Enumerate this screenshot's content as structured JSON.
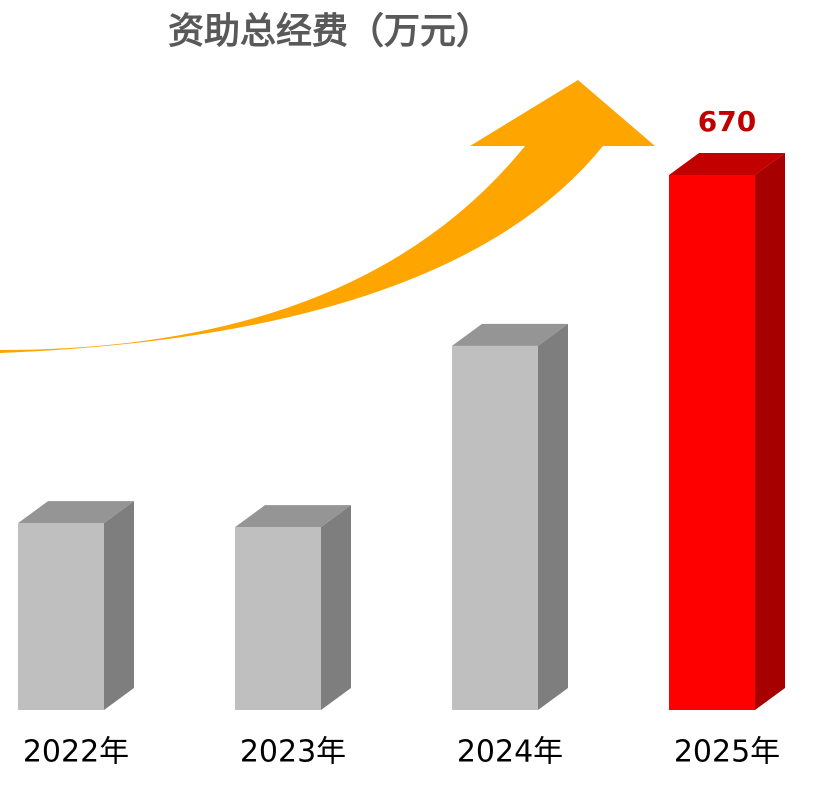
{
  "chart_data": {
    "type": "bar3d",
    "title": "资助总经费（万元）",
    "categories": [
      "2022年",
      "2023年",
      "2024年",
      "2025年"
    ],
    "values": [
      234,
      229,
      456,
      670
    ],
    "value_labels": [
      null,
      null,
      null,
      "670"
    ],
    "colors": [
      "#bfbfbf",
      "#bfbfbf",
      "#bfbfbf",
      "#ff0000"
    ]
  }
}
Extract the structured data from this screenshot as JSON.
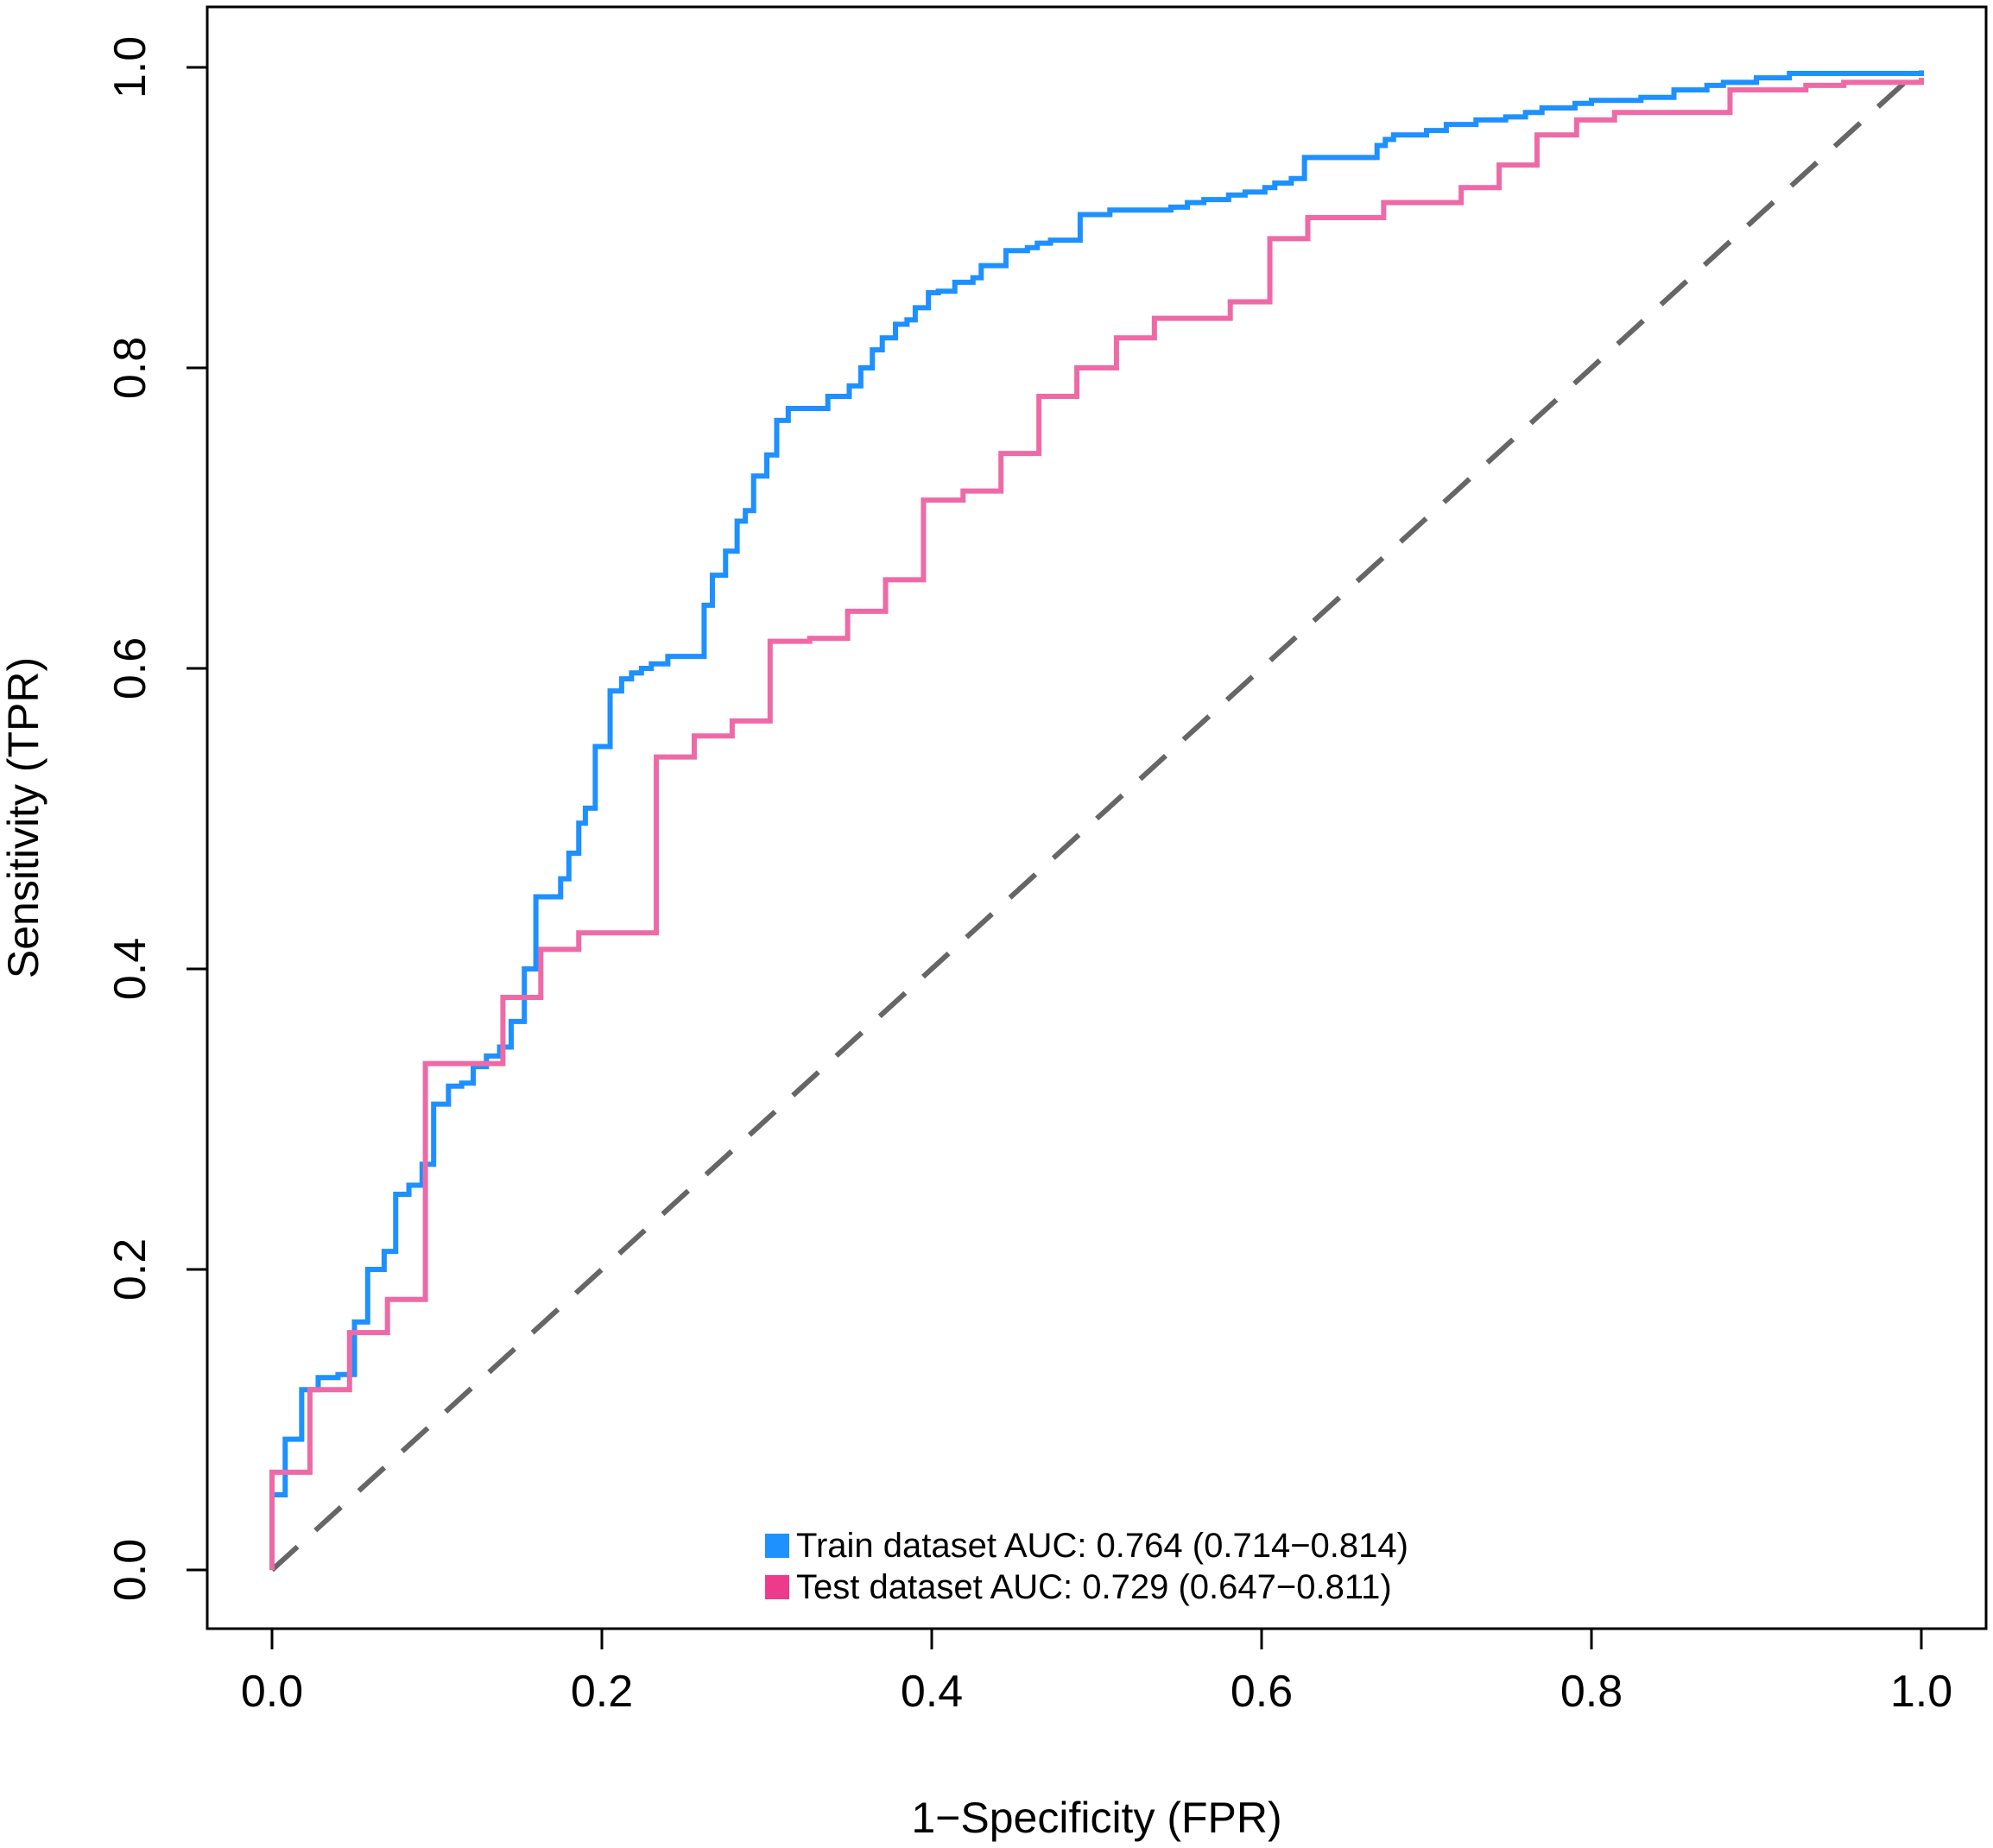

- _Directions for this task_: Take the entries shown above and quote them verbatim, passing over the pictures.

- _The solution_:
Enumerate this screenshot's content as structured JSON.
{
  "chart_data": {
    "type": "bar3d",
    "title": "资助总经费（万元）",
    "categories": [
      "2022年",
      "2023年",
      "2024年",
      "2025年"
    ],
    "values": [
      234,
      229,
      456,
      670
    ],
    "value_labels": [
      null,
      null,
      null,
      "670"
    ],
    "colors": [
      "#bfbfbf",
      "#bfbfbf",
      "#bfbfbf",
      "#ff0000"
    ]
  }
}
Extract the structured data from this screenshot as JSON.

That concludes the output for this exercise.